Data entries:
****************************************

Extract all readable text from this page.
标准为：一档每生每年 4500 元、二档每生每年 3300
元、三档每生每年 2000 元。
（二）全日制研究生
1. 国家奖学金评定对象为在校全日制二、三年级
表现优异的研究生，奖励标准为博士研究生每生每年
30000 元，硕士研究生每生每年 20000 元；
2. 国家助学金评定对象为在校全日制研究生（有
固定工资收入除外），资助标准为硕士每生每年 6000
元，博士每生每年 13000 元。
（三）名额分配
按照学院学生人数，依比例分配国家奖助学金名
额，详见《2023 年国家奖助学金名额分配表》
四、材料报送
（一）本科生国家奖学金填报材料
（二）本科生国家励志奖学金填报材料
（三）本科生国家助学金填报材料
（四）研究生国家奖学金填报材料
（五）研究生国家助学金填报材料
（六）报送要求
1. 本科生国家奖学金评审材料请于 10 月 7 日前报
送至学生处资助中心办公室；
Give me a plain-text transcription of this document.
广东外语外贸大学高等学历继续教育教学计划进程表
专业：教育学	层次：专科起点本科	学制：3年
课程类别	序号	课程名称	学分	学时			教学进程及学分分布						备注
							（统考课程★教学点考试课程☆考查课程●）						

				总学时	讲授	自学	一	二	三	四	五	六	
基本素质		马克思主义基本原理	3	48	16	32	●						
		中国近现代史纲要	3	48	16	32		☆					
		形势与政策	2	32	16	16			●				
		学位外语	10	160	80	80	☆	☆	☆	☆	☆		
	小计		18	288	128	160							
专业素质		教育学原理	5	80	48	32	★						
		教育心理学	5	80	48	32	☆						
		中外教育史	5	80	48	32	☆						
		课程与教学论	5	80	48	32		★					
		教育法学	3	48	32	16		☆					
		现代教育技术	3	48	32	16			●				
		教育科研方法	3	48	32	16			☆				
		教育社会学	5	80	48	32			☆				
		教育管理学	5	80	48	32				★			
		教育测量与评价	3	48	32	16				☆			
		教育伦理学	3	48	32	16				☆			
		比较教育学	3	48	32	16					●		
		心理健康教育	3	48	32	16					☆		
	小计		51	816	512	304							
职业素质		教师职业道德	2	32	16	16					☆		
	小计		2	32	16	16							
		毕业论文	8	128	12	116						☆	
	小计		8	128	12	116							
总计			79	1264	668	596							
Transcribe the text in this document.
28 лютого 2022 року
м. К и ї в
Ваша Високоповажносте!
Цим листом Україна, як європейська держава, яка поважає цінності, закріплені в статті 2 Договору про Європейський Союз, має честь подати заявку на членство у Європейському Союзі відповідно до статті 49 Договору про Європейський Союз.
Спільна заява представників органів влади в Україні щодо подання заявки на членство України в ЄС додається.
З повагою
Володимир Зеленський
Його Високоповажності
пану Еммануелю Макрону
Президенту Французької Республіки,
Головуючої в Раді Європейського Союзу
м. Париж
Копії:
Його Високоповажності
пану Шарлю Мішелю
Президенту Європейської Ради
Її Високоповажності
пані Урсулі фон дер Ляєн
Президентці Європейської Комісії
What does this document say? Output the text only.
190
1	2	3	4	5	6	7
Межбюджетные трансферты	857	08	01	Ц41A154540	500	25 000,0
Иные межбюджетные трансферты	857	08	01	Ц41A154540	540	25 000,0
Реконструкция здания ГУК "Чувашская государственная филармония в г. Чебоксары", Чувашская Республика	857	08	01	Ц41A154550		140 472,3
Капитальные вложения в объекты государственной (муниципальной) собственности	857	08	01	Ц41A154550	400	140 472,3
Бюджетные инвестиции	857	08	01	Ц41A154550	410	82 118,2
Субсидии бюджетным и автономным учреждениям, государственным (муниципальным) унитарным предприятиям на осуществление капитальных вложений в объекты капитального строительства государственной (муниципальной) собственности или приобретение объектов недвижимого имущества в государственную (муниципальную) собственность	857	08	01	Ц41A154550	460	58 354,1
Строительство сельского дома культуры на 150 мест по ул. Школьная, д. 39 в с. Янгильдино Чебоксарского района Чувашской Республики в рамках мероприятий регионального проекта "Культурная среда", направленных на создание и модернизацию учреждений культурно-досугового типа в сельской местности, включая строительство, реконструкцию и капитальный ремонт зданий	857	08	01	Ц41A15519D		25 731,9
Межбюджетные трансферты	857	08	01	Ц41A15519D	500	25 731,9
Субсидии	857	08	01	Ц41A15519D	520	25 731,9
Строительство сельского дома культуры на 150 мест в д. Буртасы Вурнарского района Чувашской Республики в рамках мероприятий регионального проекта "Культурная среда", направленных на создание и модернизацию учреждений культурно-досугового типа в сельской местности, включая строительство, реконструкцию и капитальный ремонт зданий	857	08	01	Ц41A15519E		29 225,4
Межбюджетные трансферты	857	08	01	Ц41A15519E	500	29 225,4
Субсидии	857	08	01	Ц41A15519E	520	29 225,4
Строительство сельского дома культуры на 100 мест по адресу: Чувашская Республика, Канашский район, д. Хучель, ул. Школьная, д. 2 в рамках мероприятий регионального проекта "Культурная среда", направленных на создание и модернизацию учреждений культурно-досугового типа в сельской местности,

****************************************

Challenge: Reproduce only the lines between the line containing "What does this" and the last line of the records, those two lines included, exactly.

Problem solution:
What does this document say? Output the text only.
190
1	2	3	4	5	6	7
Межбюджетные трансферты	857	08	01	Ц41A154540	500	25 000,0
Иные межбюджетные трансферты	857	08	01	Ц41A154540	540	25 000,0
Реконструкция здания ГУК "Чувашская государственная филармония в г. Чебоксары", Чувашская Республика	857	08	01	Ц41A154550		140 472,3
Капитальные вложения в объекты государственной (муниципальной) собственности	857	08	01	Ц41A154550	400	140 472,3
Бюджетные инвестиции	857	08	01	Ц41A154550	410	82 118,2
Субсидии бюджетным и автономным учреждениям, государственным (муниципальным) унитарным предприятиям на осуществление капитальных вложений в объекты капитального строительства государственной (муниципальной) собственности или приобретение объектов недвижимого имущества в государственную (муниципальную) собственность	857	08	01	Ц41A154550	460	58 354,1
Строительство сельского дома культуры на 150 мест по ул. Школьная, д. 39 в с. Янгильдино Чебоксарского района Чувашской Республики в рамках мероприятий регионального проекта "Культурная среда", направленных на создание и модернизацию учреждений культурно-досугового типа в сельской местности, включая строительство, реконструкцию и капитальный ремонт зданий	857	08	01	Ц41A15519D		25 731,9
Межбюджетные трансферты	857	08	01	Ц41A15519D	500	25 731,9
Субсидии	857	08	01	Ц41A15519D	520	25 731,9
Строительство сельского дома культуры на 150 мест в д. Буртасы Вурнарского района Чувашской Республики в рамках мероприятий регионального проекта "Культурная среда", направленных на создание и модернизацию учреждений культурно-досугового типа в сельской местности, включая строительство, реконструкцию и капитальный ремонт зданий	857	08	01	Ц41A15519E		29 225,4
Межбюджетные трансферты	857	08	01	Ц41A15519E	500	29 225,4
Субсидии	857	08	01	Ц41A15519E	520	29 225,4
Строительство сельского дома культуры на 100 мест по адресу: Чувашская Республика, Канашский район, д. Хучель, ул. Школьная, д. 2 в рамках мероприятий регионального проекта "Культурная среда", направленных на создание и модернизацию учреждений культурно-досугового типа в сельской местности,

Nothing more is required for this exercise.